→ **AIM OF THE EXERCISE**
Omit the images, then output each of the records below exactly.

++++ INPUT DATA

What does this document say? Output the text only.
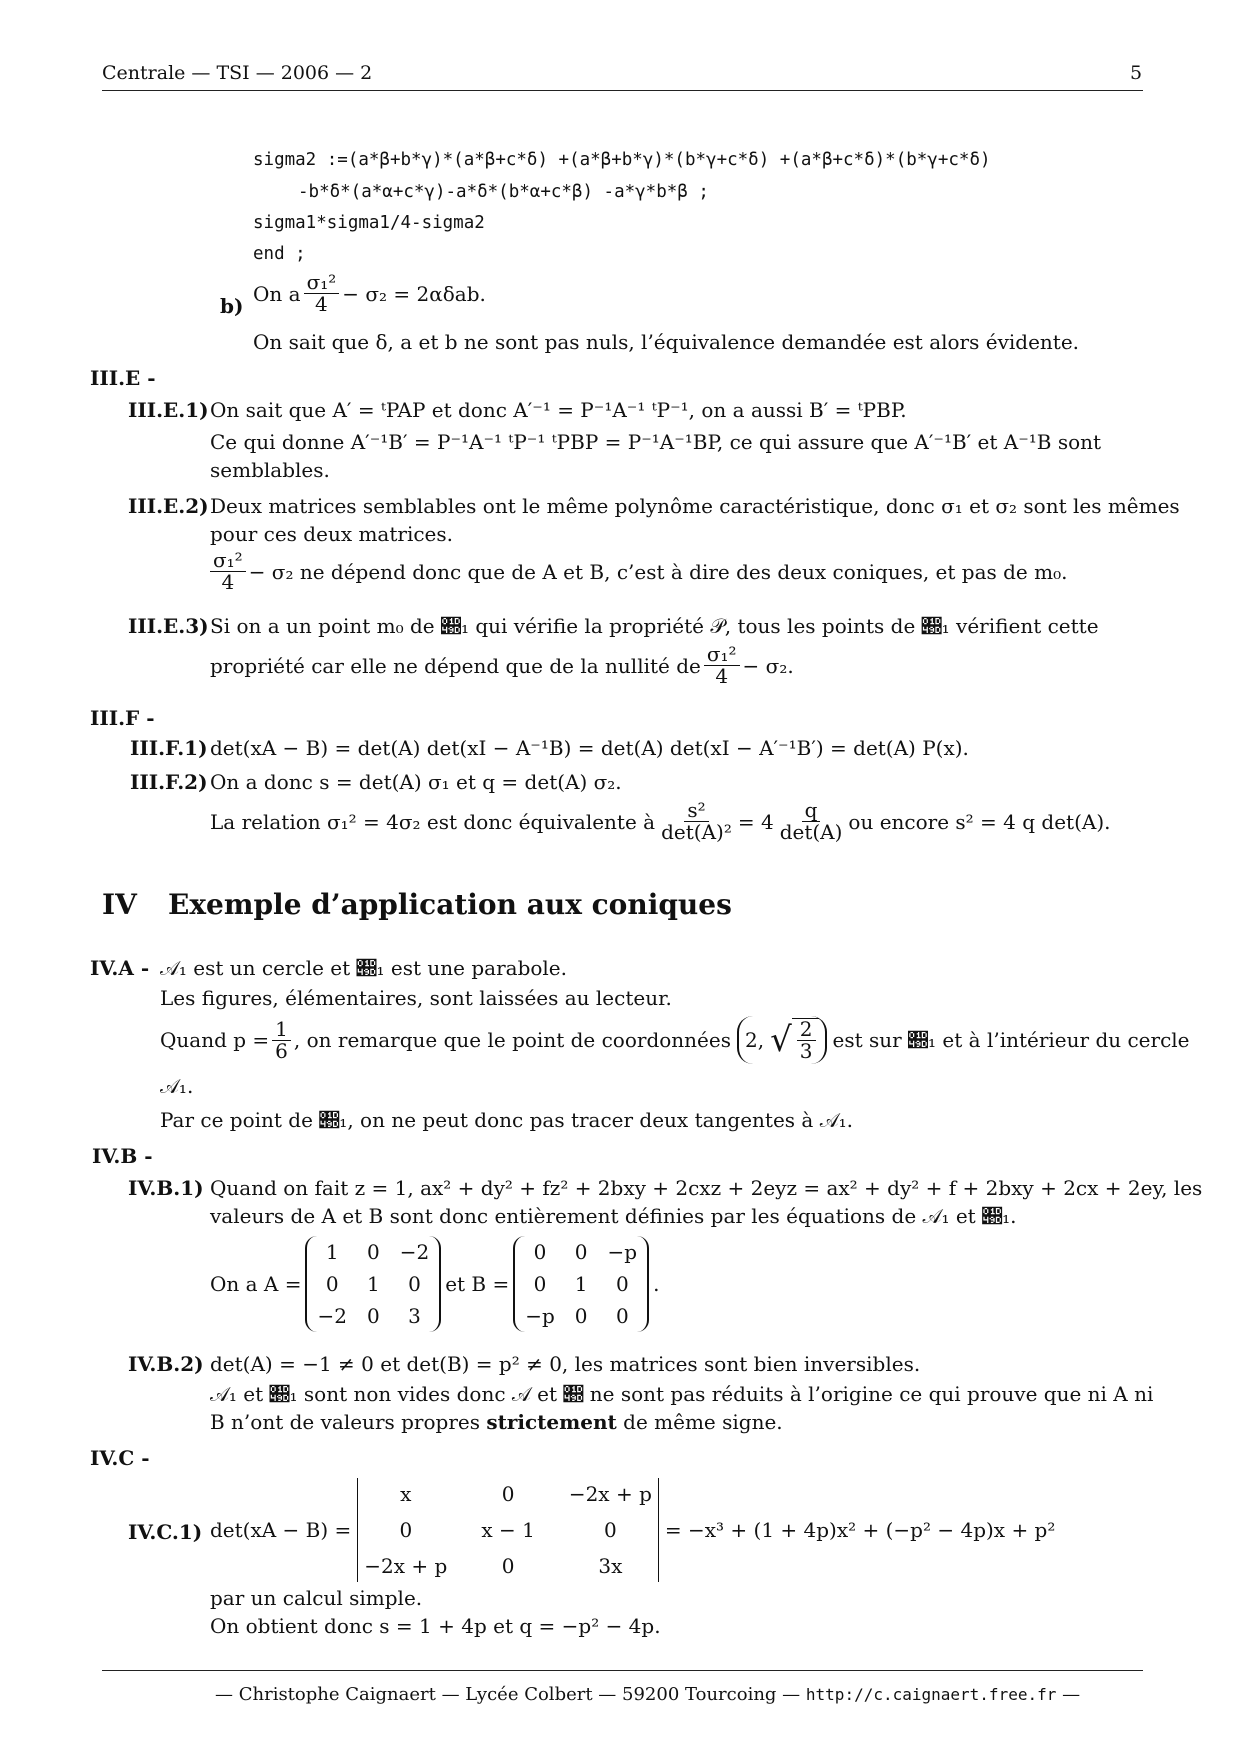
Centrale — TSI — 2006 — 2	5
sigma2 :=(a*β+b*γ)*(a*β+c*δ) +(a*β+b*γ)*(b*γ+c*δ) +(a*β+c*δ)*(b*γ+c*δ)
-b*δ*(a*α+c*γ)-a*δ*(b*α+c*β) -a*γ*b*β ;
sigma1*sigma1/4-sigma2
end ;
b)
On a $\frac{\text{σ₁²}}{4} - \sigma_2 = 2\alpha\delta ab$.
On sait que δ, a et b ne sont pas nuls, l’équivalence demandée est alors évidente.
III.E -
III.E.1) On sait que A′ = ᵗPAP et donc A′⁻¹ = P⁻¹A⁻¹ ᵗP⁻¹, on a aussi B′ = ᵗPBP.
Ce qui donne A′⁻¹B′ = P⁻¹A⁻¹ ᵗP⁻¹ ᵗPBP = P⁻¹A⁻¹BP, ce qui assure que A′⁻¹B′ et A⁻¹B sont
semblables.
III.E.2) Deux matrices semblables ont le même polynôme caractéristique, donc σ₁ et σ₂ sont les mêmes
pour ces deux matrices.
$\frac{\text{σ₁²}}{4} - \sigma_2$ ne dépend donc que de A et B, c’est à dire des deux coniques, et pas de m₀.
III.E.3) Si on a un point m₀ de 𝒝₁ qui vérifie la propriété 𝒫, tous les points de 𝒝₁ vérifient cette
propriété car elle ne dépend que de la nullité de $\frac{\text{σ₁²}}{4} - \sigma_2$.
III.F -
III.F.1) det(xA − B) = det(A) det(xI − A⁻¹B) = det(A) det(xI − A′⁻¹B′) = det(A) P(x).
III.F.2) On a donc s = det(A) σ₁ et q = det(A) σ₂.
La relation σ₁² = 4σ₂ est donc équivalente à $\frac{\text{s²}}{\text{det(A)²}} = 4 \frac{q}{\det(A)}$ ou encore s² = 4 q det(A).
IV Exemple d’application aux coniques
IV.A - 𝒜₁ est un cercle et 𝒝₁ est une parabole.
Les figures, élémentaires, sont laissées au lecteur.
Quand $p = \frac{1}{6}$ , on remarque que le point de coordonnées 2, √ $\frac{2}{3}$ est sur 𝒝₁ et à l’intérieur du cercle
𝒜₁.
Par ce point de 𝒝₁, on ne peut donc pas tracer deux tangentes à 𝒜₁.
IV.B -
IV.B.1) Quand on fait z = 1, ax² + dy² + fz² + 2bxy + 2cxz + 2eyz = ax² + dy² + f + 2bxy + 2cx + 2ey, les
valeurs de A et B sont donc entièrement définies par les équations de 𝒜₁ et 𝒝₁.
On a A =
1	0 −2
0	1	0
−2 0	3
et B =
0	0 −p
0	1	0
−p 0	0
.
IV.B.2) det(A) = −1 ≠ 0 et det(B) = p² ≠ 0, les matrices sont bien inversibles.
𝒜₁ et 𝒝₁ sont non vides donc 𝒜 et 𝒝 ne sont pas réduits à l’origine ce qui prouve que ni A ni
B n’ont de valeurs propres strictement de même signe.
IV.C -
IV.C.1) det(xA − B) =
x	0	−2x + p
0	x − 1	0
−2x + p	0	3x
= −x³ + (1 + 4p)x² + (−p² − 4p)x + p²
par un calcul simple.
On obtient donc s = 1 + 4p et q = −p² − 4p.
— Christophe Caignaert — Lycée Colbert — 59200 Tourcoing — http://c.caignaert.free.fr —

++++++++

→ **PROBLEM SOLUTION**
What does this document say? Output the text only.
Centrale — TSI — 2006 — 2	5
sigma2 :=(a*β+b*γ)*(a*β+c*δ) +(a*β+b*γ)*(b*γ+c*δ) +(a*β+c*δ)*(b*γ+c*δ)
-b*δ*(a*α+c*γ)-a*δ*(b*α+c*β) -a*γ*b*β ;
sigma1*sigma1/4-sigma2
end ;
b)
On a $\frac{\text{σ₁²}}{4} - \sigma_2 = 2\alpha\delta ab$.
On sait que δ, a et b ne sont pas nuls, l’équivalence demandée est alors évidente.
III.E -
III.E.1) On sait que A′ = ᵗPAP et donc A′⁻¹ = P⁻¹A⁻¹ ᵗP⁻¹, on a aussi B′ = ᵗPBP.
Ce qui donne A′⁻¹B′ = P⁻¹A⁻¹ ᵗP⁻¹ ᵗPBP = P⁻¹A⁻¹BP, ce qui assure que A′⁻¹B′ et A⁻¹B sont
semblables.
III.E.2) Deux matrices semblables ont le même polynôme caractéristique, donc σ₁ et σ₂ sont les mêmes
pour ces deux matrices.
$\frac{\text{σ₁²}}{4} - \sigma_2$ ne dépend donc que de A et B, c’est à dire des deux coniques, et pas de m₀.
III.E.3) Si on a un point m₀ de 𝒝₁ qui vérifie la propriété 𝒫, tous les points de 𝒝₁ vérifient cette
propriété car elle ne dépend que de la nullité de $\frac{\text{σ₁²}}{4} - \sigma_2$.
III.F -
III.F.1) det(xA − B) = det(A) det(xI − A⁻¹B) = det(A) det(xI − A′⁻¹B′) = det(A) P(x).
III.F.2) On a donc s = det(A) σ₁ et q = det(A) σ₂.
La relation σ₁² = 4σ₂ est donc équivalente à $\frac{\text{s²}}{\text{det(A)²}} = 4 \frac{q}{\det(A)}$ ou encore s² = 4 q det(A).
IV Exemple d’application aux coniques
IV.A - 𝒜₁ est un cercle et 𝒝₁ est une parabole.
Les figures, élémentaires, sont laissées au lecteur.
Quand $p = \frac{1}{6}$ , on remarque que le point de coordonnées 2, √ $\frac{2}{3}$ est sur 𝒝₁ et à l’intérieur du cercle
𝒜₁.
Par ce point de 𝒝₁, on ne peut donc pas tracer deux tangentes à 𝒜₁.
IV.B -
IV.B.1) Quand on fait z = 1, ax² + dy² + fz² + 2bxy + 2cxz + 2eyz = ax² + dy² + f + 2bxy + 2cx + 2ey, les
valeurs de A et B sont donc entièrement définies par les équations de 𝒜₁ et 𝒝₁.
On a A =
1	0 −2
0	1	0
−2 0	3
et B =
0	0 −p
0	1	0
−p 0	0
.
IV.B.2) det(A) = −1 ≠ 0 et det(B) = p² ≠ 0, les matrices sont bien inversibles.
𝒜₁ et 𝒝₁ sont non vides donc 𝒜 et 𝒝 ne sont pas réduits à l’origine ce qui prouve que ni A ni
B n’ont de valeurs propres strictement de même signe.
IV.C -
IV.C.1) det(xA − B) =
x	0	−2x + p
0	x − 1	0
−2x + p	0	3x
= −x³ + (1 + 4p)x² + (−p² − 4p)x + p²
par un calcul simple.
On obtient donc s = 1 + 4p et q = −p² − 4p.
— Christophe Caignaert — Lycée Colbert — 59200 Tourcoing — http://c.caignaert.free.fr —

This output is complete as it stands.